Aim -> Lines that contain the string "glass" are to be copied; leave out all others.
──────── Records for this exercise ────────
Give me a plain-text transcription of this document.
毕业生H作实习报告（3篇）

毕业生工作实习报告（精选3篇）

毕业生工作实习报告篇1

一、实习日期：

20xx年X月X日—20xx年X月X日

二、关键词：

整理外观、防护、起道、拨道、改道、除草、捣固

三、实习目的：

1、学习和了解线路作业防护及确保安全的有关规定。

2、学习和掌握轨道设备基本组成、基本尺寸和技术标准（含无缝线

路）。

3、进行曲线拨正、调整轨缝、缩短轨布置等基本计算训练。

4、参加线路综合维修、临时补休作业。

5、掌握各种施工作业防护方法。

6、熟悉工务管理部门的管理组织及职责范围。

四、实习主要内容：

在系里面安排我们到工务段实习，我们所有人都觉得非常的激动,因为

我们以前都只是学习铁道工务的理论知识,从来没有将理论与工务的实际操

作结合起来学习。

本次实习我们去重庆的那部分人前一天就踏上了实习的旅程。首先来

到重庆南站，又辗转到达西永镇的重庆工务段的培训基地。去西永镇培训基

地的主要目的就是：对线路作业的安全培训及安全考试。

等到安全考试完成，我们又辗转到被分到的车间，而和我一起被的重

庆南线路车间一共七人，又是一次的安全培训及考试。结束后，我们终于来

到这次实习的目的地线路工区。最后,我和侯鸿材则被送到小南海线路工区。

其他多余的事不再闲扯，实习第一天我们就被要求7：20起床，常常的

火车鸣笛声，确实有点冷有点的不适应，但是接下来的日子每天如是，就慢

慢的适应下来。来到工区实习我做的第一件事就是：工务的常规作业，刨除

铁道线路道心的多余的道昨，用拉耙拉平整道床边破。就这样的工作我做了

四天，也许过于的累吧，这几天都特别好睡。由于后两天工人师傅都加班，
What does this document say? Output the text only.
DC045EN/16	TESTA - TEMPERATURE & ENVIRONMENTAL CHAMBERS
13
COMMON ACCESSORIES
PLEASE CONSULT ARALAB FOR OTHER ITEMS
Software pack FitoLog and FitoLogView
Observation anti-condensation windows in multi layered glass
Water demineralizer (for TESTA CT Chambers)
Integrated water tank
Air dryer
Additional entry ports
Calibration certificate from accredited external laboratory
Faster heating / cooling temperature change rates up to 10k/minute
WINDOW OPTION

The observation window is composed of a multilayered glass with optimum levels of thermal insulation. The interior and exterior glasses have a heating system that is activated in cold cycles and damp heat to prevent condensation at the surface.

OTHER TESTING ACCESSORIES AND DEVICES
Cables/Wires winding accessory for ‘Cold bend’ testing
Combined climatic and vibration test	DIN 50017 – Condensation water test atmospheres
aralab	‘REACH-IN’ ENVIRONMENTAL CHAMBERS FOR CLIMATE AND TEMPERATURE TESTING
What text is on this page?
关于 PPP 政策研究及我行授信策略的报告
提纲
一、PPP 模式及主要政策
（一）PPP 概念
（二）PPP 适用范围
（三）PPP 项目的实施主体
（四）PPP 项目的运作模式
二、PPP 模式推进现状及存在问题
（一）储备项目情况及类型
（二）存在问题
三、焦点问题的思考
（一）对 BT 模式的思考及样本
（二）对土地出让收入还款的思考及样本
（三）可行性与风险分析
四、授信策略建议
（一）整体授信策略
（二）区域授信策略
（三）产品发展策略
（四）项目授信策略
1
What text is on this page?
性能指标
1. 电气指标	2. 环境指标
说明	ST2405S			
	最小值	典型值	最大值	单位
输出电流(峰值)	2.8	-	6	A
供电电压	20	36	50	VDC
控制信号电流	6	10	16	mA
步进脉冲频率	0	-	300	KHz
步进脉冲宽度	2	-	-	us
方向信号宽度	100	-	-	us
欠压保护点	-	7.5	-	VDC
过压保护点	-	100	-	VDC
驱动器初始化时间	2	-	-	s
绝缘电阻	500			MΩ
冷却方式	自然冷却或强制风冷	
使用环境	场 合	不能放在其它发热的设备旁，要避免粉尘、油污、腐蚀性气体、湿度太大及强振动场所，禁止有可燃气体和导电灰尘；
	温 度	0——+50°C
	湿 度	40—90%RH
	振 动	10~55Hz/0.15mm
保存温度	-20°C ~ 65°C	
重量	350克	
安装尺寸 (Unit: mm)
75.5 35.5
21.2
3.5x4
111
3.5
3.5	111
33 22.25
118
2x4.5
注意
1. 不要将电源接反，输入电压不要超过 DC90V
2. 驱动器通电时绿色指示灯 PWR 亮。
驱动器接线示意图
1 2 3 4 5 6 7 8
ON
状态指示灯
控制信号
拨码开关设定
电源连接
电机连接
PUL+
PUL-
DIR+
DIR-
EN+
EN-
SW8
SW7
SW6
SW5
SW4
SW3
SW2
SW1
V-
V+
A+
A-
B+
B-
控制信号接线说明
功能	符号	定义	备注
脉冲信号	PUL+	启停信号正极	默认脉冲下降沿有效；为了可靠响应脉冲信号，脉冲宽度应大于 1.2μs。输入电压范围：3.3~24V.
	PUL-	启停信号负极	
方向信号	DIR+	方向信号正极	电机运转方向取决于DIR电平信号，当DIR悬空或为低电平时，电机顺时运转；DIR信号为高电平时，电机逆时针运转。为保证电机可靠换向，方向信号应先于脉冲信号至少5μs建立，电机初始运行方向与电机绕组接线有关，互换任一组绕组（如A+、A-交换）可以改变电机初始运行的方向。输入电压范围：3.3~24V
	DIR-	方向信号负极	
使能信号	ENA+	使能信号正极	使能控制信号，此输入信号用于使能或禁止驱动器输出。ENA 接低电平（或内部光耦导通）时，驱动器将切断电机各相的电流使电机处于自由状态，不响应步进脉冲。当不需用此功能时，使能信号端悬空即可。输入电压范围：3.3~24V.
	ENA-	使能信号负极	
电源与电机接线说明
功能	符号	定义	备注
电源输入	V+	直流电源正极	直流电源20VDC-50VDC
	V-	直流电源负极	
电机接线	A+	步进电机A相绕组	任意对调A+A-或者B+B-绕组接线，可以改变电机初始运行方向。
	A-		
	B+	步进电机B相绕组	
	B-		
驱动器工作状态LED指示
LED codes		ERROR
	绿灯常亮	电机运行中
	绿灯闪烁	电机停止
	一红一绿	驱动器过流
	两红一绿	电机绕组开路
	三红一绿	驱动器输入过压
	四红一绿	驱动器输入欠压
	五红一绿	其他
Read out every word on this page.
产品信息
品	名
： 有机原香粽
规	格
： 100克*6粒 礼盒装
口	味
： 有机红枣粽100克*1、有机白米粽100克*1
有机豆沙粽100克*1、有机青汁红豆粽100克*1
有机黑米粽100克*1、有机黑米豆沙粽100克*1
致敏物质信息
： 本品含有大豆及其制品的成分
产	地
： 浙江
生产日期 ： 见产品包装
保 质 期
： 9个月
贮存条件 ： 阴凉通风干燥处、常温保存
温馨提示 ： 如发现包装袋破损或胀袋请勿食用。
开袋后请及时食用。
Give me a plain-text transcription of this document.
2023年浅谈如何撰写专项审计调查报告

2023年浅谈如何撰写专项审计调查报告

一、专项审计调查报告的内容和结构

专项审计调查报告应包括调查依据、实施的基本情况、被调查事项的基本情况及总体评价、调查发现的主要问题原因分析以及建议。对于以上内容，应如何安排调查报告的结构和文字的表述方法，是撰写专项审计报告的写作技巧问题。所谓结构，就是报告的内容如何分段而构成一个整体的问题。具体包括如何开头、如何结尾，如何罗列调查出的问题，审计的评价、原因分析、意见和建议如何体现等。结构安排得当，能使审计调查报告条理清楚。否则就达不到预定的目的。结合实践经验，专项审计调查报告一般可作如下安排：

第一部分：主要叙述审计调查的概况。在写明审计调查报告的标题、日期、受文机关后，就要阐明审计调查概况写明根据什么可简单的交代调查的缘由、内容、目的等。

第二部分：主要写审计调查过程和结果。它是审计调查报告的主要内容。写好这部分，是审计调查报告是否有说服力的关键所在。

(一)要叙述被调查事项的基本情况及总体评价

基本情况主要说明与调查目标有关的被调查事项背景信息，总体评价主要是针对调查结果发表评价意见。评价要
────────
Written solution ->
Observation anti-condensation windows in multi layered glass
The observation window is composed of a multilayered glass with optimum levels of thermal insulation. The interior and exterior glasses have a heating system that is activated in cold cycles and damp heat to prevent condensation at the surface.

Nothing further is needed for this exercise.